Exercise brief ::
Locate the string "name" in the records below. Copy every line where it occurs.
---------- Input records ----------
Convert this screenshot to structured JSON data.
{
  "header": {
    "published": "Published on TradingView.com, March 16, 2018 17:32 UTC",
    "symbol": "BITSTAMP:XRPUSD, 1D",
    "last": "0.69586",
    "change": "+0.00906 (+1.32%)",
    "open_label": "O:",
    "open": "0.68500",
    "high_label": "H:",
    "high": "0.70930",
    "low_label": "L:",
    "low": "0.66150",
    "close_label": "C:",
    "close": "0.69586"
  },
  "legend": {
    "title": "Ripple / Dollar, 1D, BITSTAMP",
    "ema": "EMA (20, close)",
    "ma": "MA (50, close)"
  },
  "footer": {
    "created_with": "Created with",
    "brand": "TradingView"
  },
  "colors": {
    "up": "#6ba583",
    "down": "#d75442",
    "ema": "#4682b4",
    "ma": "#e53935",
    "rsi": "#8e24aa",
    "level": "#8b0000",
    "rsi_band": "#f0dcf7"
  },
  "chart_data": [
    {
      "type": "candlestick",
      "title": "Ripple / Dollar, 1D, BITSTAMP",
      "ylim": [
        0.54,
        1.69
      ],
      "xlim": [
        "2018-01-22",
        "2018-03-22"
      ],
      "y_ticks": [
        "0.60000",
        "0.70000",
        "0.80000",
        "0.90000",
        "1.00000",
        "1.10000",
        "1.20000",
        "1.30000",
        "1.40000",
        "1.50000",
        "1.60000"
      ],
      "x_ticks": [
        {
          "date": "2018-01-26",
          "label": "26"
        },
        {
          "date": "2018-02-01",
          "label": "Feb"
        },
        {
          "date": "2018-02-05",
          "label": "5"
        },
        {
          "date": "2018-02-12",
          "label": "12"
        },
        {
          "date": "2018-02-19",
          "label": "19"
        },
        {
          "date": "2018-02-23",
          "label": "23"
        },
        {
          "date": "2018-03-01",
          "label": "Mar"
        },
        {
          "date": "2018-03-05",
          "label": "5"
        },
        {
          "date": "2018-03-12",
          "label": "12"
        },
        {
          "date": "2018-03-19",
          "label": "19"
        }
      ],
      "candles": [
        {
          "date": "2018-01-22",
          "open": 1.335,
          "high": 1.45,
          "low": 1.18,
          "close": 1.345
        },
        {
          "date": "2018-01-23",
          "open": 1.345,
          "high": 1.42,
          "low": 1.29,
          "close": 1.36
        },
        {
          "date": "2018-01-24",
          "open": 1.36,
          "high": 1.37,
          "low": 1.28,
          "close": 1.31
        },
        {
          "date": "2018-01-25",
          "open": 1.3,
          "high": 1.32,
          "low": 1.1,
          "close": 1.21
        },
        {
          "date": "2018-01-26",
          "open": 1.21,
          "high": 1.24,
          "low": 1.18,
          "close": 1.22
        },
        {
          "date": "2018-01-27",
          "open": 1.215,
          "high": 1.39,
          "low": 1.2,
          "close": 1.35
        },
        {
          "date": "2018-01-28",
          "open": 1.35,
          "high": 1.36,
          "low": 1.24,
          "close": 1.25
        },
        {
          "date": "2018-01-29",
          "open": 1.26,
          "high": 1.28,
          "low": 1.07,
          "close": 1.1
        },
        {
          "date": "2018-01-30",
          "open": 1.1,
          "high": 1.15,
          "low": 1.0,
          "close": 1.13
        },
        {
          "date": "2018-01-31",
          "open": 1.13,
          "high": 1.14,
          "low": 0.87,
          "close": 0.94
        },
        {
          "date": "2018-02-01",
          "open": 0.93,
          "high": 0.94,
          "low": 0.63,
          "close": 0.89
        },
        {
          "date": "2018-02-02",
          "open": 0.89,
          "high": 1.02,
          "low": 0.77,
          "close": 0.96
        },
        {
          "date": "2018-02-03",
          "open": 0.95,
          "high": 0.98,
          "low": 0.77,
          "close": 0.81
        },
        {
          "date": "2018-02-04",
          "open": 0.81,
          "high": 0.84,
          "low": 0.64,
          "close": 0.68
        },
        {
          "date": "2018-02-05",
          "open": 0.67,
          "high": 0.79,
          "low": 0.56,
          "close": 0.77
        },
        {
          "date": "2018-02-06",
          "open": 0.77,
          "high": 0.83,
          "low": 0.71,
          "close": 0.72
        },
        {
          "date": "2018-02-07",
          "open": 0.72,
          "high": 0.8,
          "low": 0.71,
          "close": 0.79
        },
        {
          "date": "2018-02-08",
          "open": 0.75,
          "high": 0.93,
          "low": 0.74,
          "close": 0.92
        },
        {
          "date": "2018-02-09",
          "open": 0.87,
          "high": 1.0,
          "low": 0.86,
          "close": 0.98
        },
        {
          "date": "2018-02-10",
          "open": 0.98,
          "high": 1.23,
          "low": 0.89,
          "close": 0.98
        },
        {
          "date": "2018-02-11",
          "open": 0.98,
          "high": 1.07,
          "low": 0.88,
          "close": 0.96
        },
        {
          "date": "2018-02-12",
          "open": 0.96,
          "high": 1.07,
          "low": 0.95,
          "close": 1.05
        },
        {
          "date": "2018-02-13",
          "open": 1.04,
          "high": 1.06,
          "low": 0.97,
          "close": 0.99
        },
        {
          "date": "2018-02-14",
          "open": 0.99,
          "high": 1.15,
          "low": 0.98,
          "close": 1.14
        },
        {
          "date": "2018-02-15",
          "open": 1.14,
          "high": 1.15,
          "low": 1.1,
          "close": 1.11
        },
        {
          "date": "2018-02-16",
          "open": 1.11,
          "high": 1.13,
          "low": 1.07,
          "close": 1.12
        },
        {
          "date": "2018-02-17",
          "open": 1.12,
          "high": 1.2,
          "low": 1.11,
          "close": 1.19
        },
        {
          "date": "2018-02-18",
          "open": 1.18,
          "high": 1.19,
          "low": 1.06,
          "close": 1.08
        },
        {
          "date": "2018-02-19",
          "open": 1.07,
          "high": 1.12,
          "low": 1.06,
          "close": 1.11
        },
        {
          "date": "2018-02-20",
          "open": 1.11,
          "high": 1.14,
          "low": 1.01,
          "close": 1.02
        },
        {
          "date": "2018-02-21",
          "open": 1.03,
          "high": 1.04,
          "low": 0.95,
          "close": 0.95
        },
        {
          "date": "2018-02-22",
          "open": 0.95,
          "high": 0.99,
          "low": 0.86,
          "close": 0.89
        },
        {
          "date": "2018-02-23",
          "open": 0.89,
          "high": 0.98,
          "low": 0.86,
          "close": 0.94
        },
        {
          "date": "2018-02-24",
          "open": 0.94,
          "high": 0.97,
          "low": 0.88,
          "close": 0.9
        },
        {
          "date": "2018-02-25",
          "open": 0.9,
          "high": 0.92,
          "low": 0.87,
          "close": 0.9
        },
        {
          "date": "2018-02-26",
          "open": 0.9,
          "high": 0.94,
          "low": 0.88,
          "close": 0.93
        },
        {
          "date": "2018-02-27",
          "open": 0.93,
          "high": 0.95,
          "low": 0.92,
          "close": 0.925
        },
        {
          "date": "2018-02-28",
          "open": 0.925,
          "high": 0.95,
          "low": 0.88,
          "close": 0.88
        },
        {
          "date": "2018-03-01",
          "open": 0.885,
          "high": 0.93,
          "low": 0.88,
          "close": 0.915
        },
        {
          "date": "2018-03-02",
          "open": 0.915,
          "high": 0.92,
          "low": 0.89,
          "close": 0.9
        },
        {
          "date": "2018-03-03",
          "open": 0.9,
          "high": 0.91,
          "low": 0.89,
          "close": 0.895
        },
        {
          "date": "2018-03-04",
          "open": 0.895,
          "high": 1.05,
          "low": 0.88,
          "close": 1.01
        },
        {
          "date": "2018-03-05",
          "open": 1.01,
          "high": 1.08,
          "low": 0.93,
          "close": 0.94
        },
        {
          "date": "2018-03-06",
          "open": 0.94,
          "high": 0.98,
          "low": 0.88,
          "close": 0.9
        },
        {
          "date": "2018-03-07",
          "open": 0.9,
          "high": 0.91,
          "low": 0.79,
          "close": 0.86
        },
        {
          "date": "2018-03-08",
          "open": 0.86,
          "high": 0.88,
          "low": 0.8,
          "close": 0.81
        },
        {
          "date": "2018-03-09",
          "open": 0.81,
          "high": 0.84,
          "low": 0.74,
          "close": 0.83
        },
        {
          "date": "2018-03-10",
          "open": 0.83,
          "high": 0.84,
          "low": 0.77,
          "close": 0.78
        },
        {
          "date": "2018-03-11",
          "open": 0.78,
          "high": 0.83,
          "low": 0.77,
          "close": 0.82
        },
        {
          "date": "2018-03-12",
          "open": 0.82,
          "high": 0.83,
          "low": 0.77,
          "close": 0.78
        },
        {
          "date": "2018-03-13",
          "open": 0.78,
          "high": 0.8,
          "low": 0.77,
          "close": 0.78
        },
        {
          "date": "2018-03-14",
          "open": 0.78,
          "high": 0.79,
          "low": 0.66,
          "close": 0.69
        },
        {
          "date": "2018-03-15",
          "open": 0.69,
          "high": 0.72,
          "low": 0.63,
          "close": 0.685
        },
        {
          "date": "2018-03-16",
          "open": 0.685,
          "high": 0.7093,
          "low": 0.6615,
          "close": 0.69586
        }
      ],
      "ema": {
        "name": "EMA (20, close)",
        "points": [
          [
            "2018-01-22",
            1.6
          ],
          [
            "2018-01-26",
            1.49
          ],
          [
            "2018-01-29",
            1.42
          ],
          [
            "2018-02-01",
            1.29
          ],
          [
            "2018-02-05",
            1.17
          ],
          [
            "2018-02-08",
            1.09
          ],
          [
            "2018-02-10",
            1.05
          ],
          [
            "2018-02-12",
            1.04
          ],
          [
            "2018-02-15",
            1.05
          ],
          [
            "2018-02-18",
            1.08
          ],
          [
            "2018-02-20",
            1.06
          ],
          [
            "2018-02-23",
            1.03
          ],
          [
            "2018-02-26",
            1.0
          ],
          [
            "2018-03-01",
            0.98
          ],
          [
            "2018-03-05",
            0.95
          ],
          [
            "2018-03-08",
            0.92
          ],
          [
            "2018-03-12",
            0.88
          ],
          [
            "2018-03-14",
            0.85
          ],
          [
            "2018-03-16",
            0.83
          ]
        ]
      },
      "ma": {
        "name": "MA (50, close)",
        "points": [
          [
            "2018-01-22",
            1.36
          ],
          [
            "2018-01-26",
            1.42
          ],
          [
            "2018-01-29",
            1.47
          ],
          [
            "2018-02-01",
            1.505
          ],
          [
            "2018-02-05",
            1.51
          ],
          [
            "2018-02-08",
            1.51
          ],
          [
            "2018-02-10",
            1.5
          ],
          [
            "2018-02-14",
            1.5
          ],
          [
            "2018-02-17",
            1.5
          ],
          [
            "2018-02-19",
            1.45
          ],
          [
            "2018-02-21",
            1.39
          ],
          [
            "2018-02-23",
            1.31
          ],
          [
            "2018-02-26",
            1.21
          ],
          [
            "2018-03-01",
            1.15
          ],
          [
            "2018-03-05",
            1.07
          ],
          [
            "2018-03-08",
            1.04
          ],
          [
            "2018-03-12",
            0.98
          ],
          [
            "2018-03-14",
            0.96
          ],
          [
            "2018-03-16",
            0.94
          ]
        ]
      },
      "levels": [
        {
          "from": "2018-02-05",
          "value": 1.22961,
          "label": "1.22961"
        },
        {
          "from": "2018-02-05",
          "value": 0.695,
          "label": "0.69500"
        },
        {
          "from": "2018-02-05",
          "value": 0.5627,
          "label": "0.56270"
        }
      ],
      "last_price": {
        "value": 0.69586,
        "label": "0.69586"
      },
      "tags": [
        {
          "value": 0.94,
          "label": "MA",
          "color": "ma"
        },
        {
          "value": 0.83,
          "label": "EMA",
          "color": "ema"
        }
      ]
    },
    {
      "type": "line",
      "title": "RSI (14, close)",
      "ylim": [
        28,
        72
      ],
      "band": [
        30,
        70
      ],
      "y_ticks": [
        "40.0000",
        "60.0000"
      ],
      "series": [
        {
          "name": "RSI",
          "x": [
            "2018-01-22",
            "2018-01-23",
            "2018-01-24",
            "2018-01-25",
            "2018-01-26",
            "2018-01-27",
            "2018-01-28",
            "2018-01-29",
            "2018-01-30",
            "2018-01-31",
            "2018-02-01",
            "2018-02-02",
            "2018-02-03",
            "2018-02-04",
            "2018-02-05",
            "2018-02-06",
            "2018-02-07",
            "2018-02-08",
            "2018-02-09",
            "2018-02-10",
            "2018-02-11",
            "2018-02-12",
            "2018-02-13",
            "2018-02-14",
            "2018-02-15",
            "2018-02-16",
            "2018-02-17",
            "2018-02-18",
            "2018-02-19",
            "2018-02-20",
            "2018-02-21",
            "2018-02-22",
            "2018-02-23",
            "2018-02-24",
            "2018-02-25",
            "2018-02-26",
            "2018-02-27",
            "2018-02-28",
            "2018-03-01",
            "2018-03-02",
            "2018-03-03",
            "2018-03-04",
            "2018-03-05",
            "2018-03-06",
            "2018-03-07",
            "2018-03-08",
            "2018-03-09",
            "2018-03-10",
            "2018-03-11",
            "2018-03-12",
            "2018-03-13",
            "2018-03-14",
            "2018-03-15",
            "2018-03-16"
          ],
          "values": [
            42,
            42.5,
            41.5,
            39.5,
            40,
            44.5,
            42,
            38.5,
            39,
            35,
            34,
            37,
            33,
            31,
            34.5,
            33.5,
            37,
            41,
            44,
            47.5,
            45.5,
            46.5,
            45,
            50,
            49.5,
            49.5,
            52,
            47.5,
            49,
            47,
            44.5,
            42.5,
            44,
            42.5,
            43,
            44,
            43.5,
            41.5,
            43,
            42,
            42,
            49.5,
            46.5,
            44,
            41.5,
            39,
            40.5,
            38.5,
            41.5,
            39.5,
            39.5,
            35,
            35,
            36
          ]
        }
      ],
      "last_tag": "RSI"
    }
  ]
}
----------
Finished task ::
        "name": "EMA (20, close)",
        "name": "MA (50, close)",
          "name": "RSI",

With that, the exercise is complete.